GOAL: Return every entry exactly.

RECORDS FOR THE TASK:

§

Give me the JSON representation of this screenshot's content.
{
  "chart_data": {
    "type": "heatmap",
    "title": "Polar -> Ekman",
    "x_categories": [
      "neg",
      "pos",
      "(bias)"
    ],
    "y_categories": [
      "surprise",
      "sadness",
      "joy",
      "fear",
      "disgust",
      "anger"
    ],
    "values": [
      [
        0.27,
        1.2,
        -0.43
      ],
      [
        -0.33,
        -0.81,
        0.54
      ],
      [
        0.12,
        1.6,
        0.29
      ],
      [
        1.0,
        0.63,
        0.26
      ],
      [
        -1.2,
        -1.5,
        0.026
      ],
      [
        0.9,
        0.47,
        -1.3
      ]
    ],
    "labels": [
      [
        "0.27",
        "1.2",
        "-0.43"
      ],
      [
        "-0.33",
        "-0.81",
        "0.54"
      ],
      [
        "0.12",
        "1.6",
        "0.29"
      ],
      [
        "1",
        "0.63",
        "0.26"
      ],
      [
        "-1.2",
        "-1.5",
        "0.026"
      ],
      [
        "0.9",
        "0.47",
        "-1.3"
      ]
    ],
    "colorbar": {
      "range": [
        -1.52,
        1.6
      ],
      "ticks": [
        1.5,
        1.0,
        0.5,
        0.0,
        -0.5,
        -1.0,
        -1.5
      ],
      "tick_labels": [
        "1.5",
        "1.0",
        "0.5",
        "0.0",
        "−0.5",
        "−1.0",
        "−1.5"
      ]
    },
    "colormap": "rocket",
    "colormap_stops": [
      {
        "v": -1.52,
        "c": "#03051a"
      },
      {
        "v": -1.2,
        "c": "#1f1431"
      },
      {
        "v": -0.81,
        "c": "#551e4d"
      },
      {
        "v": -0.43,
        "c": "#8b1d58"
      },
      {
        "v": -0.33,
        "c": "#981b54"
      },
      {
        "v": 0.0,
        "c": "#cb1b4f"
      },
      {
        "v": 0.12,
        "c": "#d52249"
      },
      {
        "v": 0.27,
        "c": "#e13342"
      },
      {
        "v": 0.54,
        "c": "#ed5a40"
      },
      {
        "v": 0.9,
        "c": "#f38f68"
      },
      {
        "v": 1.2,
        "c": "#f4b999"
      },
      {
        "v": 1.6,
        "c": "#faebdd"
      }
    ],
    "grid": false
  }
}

§

TASK SOLUTION:
Give me the JSON representation of this screenshot's content.
{
  "chart_data": {
    "type": "heatmap",
    "title": "Polar -> Ekman",
    "x_categories": [
      "neg",
      "pos",
      "(bias)"
    ],
    "y_categories": [
      "surprise",
      "sadness",
      "joy",
      "fear",
      "disgust",
      "anger"
    ],
    "values": [
      [
        0.27,
        1.2,
        -0.43
      ],
      [
        -0.33,
        -0.81,
        0.54
      ],
      [
        0.12,
        1.6,
        0.29
      ],
      [
        1.0,
        0.63,
        0.26
      ],
      [
        -1.2,
        -1.5,
        0.026
      ],
      [
        0.9,
        0.47,
        -1.3
      ]
    ],
    "labels": [
      [
        "0.27",
        "1.2",
        "-0.43"
      ],
      [
        "-0.33",
        "-0.81",
        "0.54"
      ],
      [
        "0.12",
        "1.6",
        "0.29"
      ],
      [
        "1",
        "0.63",
        "0.26"
      ],
      [
        "-1.2",
        "-1.5",
        "0.026"
      ],
      [
        "0.9",
        "0.47",
        "-1.3"
      ]
    ],
    "colorbar": {
      "range": [
        -1.52,
        1.6
      ],
      "ticks": [
        1.5,
        1.0,
        0.5,
        0.0,
        -0.5,
        -1.0,
        -1.5
      ],
      "tick_labels": [
        "1.5",
        "1.0",
        "0.5",
        "0.0",
        "−0.5",
        "−1.0",
        "−1.5"
      ]
    },
    "colormap": "rocket",
    "colormap_stops": [
      {
        "v": -1.52,
        "c": "#03051a"
      },
      {
        "v": -1.2,
        "c": "#1f1431"
      },
      {
        "v": -0.81,
        "c": "#551e4d"
      },
      {
        "v": -0.43,
        "c": "#8b1d58"
      },
      {
        "v": -0.33,
        "c": "#981b54"
      },
      {
        "v": 0.0,
        "c": "#cb1b4f"
      },
      {
        "v": 0.12,
        "c": "#d52249"
      },
      {
        "v": 0.27,
        "c": "#e13342"
      },
      {
        "v": 0.54,
        "c": "#ed5a40"
      },
      {
        "v": 0.9,
        "c": "#f38f68"
      },
      {
        "v": 1.2,
        "c": "#f4b999"
      },
      {
        "v": 1.6,
        "c": "#faebdd"
      }
    ],
    "grid": false
  }
}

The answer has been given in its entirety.